**GIVEN TASK:** Every line that holds "nāmŭ" should be shown.
─── LISTED ENTRIES ───
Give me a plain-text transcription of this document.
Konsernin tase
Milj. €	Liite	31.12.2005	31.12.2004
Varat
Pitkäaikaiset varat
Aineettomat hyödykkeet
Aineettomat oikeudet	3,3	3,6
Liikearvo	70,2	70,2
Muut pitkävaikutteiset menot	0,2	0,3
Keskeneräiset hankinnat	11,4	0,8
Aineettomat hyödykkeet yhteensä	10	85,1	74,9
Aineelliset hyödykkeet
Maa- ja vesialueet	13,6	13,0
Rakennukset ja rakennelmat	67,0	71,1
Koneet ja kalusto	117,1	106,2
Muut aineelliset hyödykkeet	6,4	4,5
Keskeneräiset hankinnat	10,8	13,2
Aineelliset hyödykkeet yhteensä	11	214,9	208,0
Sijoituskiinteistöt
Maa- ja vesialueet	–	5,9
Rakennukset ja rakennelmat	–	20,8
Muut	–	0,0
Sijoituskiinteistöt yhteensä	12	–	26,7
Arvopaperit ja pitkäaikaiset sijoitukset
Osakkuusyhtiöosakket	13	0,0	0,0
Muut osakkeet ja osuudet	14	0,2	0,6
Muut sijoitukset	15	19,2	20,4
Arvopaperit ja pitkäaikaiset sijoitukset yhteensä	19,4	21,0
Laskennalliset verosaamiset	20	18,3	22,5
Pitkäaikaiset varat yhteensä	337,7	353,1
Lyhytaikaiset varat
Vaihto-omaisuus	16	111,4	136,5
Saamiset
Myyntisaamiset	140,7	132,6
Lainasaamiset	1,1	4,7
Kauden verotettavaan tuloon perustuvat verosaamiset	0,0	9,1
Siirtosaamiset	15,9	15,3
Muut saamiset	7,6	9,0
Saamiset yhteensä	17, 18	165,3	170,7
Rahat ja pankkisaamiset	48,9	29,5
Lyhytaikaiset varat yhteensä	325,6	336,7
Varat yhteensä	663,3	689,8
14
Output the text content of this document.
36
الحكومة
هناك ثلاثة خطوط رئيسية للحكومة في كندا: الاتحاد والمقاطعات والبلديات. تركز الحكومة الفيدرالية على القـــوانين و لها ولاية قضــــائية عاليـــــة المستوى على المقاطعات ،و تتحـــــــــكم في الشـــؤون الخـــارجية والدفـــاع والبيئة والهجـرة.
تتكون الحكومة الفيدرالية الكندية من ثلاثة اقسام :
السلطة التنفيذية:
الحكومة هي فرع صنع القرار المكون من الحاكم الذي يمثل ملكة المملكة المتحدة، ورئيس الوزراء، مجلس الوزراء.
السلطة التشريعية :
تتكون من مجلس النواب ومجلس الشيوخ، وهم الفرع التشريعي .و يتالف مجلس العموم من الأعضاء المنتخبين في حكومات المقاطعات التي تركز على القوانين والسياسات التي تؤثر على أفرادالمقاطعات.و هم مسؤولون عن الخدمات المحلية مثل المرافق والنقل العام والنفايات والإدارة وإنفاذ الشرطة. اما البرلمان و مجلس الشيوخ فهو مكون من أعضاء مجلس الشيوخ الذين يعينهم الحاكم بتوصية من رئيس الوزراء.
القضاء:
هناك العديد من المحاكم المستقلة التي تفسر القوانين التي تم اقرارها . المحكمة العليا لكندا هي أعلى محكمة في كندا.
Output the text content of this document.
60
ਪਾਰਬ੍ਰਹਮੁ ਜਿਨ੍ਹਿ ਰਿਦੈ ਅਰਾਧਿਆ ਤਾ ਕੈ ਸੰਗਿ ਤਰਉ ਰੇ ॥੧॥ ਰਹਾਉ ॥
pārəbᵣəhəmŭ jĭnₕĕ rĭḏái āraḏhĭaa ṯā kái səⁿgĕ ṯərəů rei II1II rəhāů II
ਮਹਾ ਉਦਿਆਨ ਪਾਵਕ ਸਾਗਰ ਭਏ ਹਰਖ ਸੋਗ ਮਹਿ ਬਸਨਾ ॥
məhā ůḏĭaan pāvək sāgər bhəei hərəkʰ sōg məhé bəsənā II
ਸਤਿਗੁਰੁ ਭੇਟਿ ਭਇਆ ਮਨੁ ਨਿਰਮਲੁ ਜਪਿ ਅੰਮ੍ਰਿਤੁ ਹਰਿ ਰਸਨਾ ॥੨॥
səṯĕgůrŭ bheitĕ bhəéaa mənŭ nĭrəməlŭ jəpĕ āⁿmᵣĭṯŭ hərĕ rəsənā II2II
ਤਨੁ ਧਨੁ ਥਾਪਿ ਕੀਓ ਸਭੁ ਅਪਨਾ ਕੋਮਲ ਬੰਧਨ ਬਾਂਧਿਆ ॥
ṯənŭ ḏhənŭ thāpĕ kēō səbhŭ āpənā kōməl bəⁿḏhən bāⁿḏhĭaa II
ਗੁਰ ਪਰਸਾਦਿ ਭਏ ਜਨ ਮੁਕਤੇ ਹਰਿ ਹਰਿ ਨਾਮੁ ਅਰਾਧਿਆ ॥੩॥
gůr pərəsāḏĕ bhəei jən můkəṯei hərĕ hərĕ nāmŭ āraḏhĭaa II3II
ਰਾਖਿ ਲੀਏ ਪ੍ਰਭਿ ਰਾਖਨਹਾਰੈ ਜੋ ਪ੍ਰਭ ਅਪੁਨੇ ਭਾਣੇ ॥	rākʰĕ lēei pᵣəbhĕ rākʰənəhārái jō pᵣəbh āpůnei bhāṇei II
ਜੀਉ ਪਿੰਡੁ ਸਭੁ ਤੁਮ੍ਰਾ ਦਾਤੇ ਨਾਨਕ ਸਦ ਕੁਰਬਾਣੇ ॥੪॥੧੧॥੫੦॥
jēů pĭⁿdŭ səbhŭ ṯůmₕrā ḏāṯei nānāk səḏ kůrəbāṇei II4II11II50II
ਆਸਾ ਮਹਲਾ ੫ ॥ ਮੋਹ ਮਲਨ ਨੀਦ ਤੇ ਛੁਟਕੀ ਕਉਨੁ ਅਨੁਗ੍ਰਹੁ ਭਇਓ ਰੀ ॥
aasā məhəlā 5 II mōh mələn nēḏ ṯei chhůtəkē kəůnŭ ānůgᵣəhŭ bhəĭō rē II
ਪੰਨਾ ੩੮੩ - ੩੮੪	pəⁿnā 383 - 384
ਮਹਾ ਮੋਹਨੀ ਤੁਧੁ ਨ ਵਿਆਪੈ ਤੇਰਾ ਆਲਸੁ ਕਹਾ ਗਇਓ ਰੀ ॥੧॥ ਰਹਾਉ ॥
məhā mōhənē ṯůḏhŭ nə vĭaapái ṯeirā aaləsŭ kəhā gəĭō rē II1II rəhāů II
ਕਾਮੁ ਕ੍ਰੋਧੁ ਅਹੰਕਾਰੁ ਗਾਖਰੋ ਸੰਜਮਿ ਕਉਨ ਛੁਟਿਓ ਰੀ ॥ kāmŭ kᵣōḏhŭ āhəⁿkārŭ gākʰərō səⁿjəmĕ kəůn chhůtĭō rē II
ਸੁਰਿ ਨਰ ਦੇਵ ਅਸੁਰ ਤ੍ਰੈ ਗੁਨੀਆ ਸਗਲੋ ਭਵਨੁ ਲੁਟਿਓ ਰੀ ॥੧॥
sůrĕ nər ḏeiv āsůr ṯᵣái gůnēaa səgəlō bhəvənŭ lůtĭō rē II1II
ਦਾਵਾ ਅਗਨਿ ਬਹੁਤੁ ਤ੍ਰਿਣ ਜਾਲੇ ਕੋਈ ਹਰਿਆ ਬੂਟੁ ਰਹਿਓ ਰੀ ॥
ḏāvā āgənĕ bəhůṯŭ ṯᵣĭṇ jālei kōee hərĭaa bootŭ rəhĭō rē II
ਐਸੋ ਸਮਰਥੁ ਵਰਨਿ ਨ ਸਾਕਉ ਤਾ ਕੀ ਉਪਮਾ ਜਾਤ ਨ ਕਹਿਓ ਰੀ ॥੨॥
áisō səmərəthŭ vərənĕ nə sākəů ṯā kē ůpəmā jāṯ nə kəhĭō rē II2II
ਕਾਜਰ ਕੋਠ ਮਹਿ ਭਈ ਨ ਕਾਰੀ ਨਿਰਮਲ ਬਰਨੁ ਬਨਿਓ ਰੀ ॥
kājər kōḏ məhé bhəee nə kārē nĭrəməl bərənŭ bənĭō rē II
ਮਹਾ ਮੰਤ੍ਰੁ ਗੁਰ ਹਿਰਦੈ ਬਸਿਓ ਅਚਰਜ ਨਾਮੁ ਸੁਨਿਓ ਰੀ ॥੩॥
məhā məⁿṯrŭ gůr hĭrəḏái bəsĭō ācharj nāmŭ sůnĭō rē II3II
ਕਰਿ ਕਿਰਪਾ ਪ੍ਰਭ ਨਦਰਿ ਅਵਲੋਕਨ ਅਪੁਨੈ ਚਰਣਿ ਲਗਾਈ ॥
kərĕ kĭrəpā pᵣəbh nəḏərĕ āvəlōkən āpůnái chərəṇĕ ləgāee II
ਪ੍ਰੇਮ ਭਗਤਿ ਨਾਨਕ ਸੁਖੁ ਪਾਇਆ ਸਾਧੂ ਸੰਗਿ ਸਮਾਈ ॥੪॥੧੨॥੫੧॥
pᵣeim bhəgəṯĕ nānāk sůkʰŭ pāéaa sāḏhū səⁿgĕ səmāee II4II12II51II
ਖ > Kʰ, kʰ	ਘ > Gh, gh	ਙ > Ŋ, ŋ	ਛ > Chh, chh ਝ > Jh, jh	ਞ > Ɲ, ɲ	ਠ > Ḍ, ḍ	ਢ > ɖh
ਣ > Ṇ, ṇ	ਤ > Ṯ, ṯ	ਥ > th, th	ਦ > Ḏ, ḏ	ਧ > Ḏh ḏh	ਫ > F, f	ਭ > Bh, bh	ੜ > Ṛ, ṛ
───
**RIGHT ANSWER:**
gůr pərəsāḏĕ bhəei jən můkəṯei hərĕ hərĕ nāmŭ āraḏhĭaa II3II
məhā məⁿṯrŭ gůr hĭrəḏái bəsĭō ācharj nāmŭ sůnĭō rē II3II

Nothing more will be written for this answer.